Determine the number of lines containing the word "tonach", and state that figure alone.

Dataset items:
___

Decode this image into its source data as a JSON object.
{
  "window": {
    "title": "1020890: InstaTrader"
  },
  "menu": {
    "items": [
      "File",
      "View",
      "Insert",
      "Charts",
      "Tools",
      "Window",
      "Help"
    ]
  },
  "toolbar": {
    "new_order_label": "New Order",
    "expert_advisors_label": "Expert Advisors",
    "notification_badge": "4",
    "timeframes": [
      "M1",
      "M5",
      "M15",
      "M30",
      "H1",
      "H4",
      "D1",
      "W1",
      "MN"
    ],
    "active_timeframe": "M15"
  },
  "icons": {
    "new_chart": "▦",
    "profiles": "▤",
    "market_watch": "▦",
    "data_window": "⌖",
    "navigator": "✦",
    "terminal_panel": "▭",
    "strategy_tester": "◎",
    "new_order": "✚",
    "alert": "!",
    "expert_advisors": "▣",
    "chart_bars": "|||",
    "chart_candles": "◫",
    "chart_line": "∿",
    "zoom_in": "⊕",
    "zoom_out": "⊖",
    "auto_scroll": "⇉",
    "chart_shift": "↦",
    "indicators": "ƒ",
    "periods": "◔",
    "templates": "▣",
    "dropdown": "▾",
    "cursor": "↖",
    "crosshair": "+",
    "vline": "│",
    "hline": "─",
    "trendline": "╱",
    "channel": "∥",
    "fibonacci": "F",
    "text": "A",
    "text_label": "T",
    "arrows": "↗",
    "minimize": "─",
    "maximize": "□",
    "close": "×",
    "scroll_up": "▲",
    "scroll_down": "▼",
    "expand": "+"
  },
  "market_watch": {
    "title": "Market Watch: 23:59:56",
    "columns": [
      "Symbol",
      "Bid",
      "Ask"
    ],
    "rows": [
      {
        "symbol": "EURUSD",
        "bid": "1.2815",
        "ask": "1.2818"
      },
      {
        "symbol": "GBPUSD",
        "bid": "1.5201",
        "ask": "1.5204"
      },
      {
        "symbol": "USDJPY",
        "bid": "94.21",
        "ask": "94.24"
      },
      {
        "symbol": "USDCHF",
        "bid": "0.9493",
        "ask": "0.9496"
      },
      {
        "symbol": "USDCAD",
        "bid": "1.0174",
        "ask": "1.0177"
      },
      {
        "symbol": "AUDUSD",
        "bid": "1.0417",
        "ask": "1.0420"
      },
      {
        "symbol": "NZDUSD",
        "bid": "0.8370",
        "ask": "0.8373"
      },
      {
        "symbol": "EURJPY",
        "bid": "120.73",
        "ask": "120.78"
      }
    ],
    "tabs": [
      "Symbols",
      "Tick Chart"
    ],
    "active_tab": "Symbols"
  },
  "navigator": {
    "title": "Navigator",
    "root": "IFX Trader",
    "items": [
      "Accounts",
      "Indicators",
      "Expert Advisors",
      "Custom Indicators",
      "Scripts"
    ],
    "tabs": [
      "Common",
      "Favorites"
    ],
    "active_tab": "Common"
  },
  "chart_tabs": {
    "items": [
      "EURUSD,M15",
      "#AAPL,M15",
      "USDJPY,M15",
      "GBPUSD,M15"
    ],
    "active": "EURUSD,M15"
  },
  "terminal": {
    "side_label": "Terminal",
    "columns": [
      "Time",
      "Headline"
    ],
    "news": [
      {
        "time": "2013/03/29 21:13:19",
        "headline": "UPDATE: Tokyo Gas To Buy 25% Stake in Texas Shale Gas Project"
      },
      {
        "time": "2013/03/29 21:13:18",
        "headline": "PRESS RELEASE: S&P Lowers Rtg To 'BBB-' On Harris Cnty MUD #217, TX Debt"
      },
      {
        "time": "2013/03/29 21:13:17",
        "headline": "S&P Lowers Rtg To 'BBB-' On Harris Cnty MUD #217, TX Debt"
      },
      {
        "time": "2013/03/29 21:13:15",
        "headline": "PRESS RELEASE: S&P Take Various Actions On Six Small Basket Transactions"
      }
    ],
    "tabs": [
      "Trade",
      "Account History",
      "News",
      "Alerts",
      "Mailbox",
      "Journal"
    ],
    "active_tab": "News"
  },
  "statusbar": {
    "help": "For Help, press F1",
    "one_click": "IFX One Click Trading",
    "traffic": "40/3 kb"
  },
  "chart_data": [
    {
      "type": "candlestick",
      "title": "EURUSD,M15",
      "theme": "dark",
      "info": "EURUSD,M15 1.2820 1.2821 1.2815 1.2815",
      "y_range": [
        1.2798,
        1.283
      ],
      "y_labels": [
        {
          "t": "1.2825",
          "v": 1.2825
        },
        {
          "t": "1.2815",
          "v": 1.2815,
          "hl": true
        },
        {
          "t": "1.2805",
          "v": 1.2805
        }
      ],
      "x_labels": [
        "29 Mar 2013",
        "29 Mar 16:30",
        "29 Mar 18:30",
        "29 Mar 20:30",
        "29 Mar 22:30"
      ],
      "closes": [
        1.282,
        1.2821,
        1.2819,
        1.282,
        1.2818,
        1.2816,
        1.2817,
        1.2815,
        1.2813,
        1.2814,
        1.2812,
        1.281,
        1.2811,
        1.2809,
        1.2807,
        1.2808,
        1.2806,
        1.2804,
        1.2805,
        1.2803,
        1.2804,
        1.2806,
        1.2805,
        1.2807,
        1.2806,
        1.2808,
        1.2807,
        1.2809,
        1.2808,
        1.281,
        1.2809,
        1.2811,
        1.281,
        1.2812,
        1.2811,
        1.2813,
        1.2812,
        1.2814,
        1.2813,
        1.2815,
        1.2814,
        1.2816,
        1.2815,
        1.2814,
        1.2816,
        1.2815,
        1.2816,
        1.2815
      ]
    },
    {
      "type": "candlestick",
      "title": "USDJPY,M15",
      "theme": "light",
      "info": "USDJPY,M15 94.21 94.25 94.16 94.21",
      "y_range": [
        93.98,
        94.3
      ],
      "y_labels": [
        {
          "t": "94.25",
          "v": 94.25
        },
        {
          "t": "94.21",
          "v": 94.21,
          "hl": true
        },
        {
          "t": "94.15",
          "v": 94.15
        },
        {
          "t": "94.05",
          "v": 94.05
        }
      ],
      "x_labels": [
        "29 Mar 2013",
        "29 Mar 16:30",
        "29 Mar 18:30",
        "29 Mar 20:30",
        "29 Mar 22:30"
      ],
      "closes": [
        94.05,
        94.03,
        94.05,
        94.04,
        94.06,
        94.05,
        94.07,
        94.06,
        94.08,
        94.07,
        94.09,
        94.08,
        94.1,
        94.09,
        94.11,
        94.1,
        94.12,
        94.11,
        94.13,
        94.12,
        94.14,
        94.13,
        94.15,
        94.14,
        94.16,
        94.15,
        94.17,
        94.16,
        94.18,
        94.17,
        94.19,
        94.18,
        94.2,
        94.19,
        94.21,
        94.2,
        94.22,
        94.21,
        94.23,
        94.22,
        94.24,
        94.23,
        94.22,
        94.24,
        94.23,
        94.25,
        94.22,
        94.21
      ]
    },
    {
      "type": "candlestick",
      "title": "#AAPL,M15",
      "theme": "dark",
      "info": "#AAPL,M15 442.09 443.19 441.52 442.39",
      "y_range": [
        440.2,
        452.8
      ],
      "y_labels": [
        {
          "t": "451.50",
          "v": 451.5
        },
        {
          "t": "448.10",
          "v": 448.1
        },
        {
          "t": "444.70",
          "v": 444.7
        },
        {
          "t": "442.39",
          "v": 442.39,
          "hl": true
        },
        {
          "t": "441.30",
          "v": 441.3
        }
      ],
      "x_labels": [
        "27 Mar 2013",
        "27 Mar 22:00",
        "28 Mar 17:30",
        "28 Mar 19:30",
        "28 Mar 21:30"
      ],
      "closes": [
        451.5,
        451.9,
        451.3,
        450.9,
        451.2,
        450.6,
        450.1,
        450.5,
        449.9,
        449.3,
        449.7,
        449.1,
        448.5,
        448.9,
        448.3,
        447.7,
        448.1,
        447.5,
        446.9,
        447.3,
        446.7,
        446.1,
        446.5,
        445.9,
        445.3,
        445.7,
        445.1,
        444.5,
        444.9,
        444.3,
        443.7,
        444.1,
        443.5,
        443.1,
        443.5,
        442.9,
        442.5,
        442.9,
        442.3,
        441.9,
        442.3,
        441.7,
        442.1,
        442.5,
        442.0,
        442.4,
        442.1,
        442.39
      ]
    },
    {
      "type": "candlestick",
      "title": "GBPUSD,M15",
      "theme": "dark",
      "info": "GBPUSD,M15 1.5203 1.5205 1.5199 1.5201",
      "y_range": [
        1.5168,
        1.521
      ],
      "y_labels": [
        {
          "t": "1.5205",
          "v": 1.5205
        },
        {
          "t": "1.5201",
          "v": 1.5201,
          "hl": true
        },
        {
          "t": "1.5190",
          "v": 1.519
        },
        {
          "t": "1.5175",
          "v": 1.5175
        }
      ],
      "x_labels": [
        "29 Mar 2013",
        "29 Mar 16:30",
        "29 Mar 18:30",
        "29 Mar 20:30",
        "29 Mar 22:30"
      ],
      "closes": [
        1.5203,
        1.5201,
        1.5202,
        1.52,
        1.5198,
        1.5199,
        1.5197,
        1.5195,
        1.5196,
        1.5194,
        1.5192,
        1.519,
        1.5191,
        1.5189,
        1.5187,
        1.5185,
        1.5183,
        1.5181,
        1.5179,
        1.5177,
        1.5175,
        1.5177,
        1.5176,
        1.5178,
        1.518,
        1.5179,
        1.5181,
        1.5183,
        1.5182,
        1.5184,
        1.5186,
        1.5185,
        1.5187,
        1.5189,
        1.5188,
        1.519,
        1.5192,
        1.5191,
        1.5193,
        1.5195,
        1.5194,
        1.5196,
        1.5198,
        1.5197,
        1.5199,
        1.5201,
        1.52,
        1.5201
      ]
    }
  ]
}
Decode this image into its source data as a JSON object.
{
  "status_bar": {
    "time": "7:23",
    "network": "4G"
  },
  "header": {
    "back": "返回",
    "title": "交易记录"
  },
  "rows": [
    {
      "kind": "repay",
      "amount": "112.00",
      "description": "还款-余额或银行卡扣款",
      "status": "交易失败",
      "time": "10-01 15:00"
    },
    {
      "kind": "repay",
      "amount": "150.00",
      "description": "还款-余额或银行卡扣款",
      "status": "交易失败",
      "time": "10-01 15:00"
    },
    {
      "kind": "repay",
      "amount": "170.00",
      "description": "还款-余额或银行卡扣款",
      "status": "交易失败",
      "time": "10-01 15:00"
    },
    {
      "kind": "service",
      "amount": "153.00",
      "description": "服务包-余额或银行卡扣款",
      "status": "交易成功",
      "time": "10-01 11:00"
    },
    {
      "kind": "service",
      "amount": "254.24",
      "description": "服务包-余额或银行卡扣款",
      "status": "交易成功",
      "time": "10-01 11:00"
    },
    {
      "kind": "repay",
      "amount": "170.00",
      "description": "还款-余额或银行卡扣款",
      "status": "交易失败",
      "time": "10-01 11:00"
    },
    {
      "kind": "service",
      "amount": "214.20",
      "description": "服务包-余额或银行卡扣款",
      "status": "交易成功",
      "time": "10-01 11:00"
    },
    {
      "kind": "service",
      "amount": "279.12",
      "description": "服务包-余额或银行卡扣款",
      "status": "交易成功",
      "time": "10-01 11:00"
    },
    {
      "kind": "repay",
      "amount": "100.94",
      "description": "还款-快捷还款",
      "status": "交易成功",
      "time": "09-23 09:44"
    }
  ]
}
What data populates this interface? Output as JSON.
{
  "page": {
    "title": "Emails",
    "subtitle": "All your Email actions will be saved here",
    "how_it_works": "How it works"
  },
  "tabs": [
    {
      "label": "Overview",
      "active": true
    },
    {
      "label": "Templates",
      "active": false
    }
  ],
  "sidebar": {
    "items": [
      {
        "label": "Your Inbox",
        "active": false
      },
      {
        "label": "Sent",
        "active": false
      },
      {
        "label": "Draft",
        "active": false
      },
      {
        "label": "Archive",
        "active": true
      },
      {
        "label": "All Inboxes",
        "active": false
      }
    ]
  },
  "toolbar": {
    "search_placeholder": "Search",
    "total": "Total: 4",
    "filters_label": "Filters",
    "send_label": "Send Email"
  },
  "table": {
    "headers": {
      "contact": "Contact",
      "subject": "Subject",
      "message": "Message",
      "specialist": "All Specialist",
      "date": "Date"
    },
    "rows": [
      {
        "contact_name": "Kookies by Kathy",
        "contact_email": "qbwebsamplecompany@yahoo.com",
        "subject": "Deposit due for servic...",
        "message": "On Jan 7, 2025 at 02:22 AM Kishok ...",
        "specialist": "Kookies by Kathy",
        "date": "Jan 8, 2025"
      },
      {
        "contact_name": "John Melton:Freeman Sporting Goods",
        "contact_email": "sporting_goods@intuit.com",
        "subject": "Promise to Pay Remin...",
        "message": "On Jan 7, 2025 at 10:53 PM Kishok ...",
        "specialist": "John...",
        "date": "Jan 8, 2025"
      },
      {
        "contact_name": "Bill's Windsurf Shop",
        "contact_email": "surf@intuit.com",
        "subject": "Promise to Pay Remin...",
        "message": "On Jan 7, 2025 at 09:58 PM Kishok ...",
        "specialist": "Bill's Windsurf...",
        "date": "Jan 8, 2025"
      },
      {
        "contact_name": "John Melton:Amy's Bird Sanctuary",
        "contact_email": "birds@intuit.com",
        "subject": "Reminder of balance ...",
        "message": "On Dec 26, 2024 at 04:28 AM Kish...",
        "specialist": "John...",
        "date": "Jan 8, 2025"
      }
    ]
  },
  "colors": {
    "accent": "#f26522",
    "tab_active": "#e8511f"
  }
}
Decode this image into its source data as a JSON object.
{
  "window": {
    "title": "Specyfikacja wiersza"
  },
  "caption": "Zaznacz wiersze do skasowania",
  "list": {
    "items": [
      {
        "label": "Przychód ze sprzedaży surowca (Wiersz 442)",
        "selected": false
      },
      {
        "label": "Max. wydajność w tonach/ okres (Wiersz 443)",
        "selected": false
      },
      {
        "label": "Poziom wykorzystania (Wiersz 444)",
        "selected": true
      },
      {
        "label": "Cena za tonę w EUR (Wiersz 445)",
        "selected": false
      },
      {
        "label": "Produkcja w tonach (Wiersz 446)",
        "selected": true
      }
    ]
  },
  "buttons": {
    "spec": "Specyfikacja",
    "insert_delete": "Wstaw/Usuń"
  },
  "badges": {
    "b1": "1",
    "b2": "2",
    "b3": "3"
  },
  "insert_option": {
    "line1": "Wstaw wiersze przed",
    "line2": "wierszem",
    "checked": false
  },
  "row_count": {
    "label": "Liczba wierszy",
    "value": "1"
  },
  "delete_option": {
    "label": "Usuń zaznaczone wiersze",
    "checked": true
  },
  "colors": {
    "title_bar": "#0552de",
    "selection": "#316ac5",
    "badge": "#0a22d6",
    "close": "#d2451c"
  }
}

___

# Written solution
2